═════ Exercise materials ═════
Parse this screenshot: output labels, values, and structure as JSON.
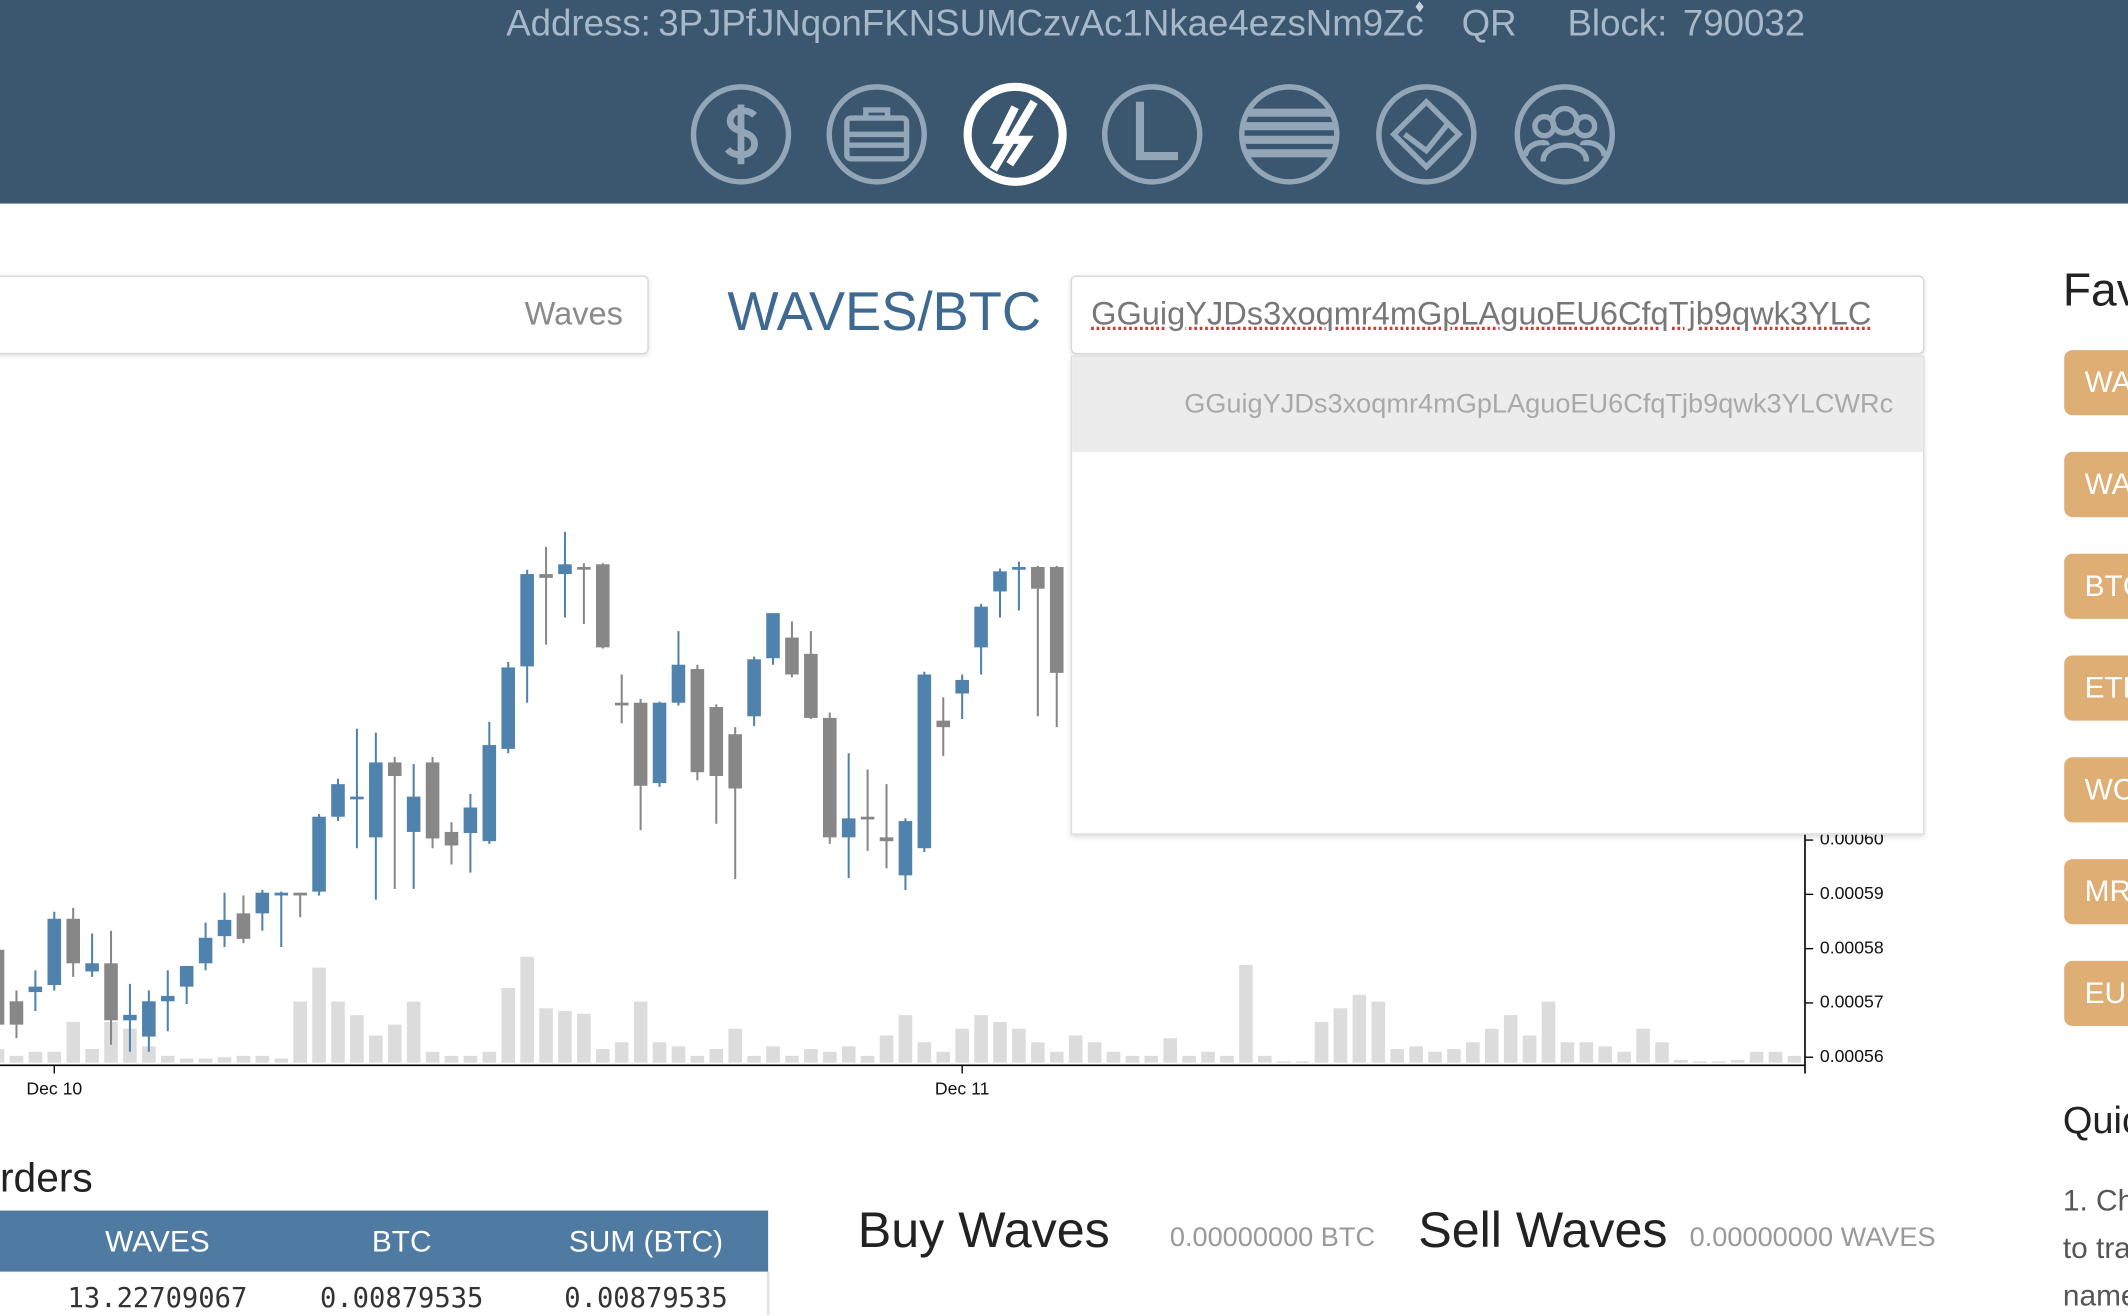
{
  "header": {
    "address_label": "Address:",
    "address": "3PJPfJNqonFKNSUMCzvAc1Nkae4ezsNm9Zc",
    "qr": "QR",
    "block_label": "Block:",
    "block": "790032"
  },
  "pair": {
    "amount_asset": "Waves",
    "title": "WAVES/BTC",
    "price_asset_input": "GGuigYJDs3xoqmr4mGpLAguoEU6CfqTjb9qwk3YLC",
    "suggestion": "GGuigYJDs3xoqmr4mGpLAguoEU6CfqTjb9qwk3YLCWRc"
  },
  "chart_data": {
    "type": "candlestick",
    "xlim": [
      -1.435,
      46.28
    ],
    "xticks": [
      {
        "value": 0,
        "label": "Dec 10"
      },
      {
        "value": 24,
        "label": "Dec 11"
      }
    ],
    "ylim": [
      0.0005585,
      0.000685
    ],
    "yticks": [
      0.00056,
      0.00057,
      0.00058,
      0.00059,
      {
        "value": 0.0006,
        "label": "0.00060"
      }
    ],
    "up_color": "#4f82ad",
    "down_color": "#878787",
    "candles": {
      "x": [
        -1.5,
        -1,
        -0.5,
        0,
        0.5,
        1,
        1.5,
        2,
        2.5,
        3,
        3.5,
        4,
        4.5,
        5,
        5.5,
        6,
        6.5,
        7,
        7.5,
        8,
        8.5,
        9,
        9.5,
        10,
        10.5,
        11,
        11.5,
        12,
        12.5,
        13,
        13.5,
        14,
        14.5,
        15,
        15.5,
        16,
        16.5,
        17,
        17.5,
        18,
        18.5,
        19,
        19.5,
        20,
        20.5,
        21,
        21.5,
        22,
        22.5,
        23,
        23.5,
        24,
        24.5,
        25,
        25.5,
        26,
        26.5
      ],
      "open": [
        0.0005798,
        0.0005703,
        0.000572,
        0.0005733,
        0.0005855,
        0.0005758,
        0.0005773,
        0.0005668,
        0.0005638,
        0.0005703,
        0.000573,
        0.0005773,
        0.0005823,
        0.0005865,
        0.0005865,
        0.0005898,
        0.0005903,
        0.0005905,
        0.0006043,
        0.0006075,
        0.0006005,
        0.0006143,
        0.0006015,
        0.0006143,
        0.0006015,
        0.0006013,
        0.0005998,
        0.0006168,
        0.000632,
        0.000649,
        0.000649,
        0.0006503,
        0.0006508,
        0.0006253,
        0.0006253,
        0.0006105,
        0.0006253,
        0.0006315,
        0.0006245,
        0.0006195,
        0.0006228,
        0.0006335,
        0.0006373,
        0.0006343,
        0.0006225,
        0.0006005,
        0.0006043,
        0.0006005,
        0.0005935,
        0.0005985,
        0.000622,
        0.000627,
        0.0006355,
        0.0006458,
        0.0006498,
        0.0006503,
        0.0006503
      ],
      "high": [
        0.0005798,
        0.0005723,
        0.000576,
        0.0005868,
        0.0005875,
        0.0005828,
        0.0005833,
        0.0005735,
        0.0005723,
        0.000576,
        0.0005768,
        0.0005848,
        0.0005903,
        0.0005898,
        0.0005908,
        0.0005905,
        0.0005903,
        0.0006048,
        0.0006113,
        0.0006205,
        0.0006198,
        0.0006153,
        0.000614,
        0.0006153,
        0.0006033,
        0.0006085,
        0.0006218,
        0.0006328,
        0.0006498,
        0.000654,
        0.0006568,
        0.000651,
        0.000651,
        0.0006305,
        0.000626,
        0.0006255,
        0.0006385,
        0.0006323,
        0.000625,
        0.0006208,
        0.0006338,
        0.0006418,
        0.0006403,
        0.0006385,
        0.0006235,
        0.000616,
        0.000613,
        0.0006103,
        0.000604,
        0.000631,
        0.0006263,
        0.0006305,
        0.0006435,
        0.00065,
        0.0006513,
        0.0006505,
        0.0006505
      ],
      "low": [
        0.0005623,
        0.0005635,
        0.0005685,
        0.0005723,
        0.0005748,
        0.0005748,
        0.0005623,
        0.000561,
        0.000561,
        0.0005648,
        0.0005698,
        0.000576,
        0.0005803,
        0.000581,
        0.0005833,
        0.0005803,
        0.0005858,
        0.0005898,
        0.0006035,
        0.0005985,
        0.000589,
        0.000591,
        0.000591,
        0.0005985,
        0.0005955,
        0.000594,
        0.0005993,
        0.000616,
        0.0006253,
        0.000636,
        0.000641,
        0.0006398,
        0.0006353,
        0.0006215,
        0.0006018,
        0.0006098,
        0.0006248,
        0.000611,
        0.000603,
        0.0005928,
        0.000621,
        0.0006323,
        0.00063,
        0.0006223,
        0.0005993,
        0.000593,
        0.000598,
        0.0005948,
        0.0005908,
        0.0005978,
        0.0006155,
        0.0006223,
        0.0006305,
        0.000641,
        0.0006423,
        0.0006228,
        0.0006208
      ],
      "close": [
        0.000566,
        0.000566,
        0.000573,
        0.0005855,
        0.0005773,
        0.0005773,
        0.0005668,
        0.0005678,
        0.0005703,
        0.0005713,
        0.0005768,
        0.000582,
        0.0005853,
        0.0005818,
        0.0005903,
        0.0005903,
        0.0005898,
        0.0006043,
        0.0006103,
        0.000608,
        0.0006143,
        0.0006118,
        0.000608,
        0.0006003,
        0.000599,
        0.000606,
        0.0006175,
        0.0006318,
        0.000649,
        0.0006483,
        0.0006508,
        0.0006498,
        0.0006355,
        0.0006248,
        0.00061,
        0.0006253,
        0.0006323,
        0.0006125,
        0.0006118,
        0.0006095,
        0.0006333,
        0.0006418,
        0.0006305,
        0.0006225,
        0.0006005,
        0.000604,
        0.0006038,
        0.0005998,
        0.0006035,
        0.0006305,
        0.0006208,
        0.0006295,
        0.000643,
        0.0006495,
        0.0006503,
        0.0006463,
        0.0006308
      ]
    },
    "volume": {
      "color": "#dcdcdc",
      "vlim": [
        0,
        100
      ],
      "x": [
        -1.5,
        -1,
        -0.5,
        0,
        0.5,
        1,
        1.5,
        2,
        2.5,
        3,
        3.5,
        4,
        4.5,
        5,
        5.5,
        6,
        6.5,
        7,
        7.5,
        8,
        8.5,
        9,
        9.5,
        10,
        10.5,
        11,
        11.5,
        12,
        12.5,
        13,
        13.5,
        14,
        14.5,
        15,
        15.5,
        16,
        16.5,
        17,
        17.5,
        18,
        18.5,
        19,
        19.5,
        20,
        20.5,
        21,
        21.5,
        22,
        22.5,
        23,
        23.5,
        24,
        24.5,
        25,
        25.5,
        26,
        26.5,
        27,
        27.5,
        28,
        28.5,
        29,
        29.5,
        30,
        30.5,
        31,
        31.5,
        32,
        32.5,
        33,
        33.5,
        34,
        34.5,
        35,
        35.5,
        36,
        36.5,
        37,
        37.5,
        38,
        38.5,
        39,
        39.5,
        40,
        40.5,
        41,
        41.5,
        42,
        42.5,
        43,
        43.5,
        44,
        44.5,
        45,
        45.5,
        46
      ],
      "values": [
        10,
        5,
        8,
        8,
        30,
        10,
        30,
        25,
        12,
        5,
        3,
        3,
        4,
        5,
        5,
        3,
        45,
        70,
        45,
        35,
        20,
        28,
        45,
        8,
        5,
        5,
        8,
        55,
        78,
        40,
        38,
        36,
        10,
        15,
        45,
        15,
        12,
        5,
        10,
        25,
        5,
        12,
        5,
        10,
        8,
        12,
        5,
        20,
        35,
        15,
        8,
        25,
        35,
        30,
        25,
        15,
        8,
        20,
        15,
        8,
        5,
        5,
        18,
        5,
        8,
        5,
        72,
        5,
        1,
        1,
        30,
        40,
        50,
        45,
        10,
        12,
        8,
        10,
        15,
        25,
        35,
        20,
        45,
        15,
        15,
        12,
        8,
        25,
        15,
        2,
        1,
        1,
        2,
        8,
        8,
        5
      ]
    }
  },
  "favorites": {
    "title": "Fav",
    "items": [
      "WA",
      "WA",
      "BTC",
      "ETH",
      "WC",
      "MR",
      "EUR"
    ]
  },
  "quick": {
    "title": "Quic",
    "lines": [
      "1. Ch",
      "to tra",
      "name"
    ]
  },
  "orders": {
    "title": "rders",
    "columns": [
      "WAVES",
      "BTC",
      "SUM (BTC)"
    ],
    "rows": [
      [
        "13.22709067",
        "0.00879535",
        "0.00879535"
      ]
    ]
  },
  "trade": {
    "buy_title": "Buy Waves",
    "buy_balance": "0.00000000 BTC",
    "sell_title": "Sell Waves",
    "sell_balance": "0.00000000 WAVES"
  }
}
═════
═════ Exercise materials ═════
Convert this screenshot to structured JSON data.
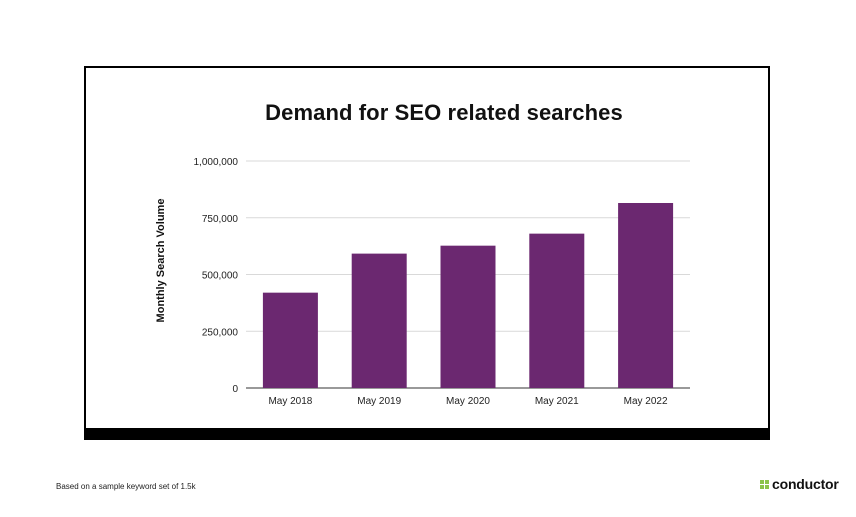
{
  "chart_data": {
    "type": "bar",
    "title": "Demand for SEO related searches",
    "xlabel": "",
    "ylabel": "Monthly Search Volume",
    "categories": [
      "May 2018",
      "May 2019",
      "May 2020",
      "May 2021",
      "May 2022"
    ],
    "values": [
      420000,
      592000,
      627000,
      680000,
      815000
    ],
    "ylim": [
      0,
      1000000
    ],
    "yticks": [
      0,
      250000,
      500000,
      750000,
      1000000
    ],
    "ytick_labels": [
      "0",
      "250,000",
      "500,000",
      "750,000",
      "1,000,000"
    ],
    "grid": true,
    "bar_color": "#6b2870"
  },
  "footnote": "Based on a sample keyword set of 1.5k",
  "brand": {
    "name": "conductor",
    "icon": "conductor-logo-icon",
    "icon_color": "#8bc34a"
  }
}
═════
═════ Exercise materials ═════
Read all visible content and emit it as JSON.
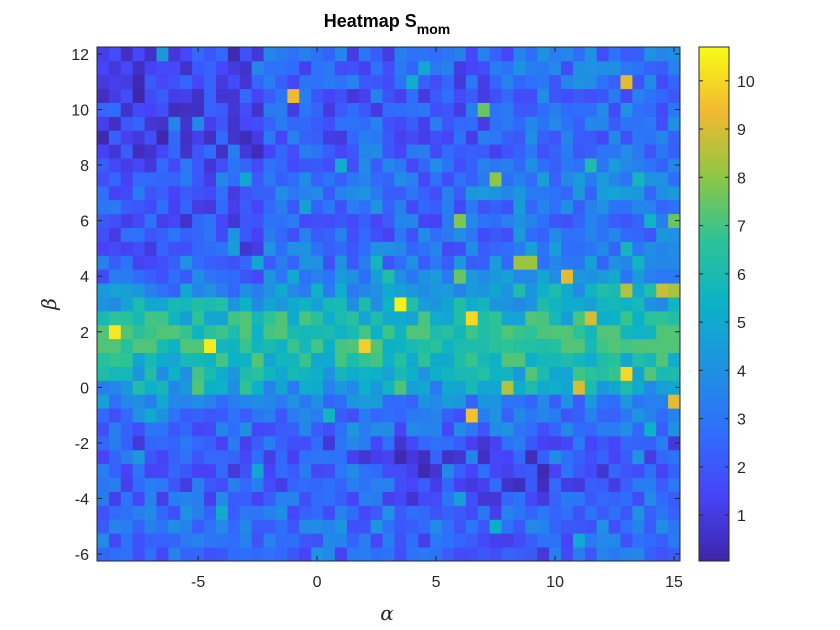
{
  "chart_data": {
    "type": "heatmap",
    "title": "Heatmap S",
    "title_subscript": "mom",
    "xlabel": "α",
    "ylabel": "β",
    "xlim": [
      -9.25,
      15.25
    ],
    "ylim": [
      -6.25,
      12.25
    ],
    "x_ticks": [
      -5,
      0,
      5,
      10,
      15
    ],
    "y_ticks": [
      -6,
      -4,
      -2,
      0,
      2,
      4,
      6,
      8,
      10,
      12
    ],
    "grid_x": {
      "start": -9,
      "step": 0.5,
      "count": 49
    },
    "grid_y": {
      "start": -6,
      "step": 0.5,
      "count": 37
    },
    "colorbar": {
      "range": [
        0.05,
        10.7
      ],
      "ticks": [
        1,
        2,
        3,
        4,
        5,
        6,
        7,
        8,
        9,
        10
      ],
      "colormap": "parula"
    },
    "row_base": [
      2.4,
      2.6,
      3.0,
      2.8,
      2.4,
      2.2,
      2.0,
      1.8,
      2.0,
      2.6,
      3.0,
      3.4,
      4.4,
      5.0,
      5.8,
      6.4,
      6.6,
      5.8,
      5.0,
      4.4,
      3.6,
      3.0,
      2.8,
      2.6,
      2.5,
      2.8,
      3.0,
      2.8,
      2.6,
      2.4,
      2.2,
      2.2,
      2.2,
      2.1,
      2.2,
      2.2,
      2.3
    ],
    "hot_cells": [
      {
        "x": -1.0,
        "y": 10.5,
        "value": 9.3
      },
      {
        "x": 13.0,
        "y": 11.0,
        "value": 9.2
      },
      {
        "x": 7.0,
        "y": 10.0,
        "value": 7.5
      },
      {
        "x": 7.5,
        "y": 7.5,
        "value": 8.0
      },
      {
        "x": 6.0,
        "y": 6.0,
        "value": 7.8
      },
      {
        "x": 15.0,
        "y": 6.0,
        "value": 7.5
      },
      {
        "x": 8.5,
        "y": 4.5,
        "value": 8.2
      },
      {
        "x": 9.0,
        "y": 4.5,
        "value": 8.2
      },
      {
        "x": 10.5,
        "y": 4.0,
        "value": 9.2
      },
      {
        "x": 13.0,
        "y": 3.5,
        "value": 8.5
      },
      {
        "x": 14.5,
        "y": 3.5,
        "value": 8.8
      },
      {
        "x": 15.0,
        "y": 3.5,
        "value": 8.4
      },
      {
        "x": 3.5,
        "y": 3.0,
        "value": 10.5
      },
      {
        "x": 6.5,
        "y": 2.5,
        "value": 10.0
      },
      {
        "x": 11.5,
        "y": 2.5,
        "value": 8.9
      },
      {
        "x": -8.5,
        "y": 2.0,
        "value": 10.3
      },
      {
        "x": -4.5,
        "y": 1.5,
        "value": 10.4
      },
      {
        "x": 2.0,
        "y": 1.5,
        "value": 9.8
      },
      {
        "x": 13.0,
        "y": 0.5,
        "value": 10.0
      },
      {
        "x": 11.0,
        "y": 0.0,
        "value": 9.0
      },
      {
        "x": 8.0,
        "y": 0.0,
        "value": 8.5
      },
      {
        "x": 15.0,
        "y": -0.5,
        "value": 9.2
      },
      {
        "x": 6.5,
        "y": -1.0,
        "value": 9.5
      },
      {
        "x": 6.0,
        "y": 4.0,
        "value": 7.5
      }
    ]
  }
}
═════
Instructions for the task:
Tally the lines in the listing that hold "conductor" and report the number alone.

Result for this exercise:
2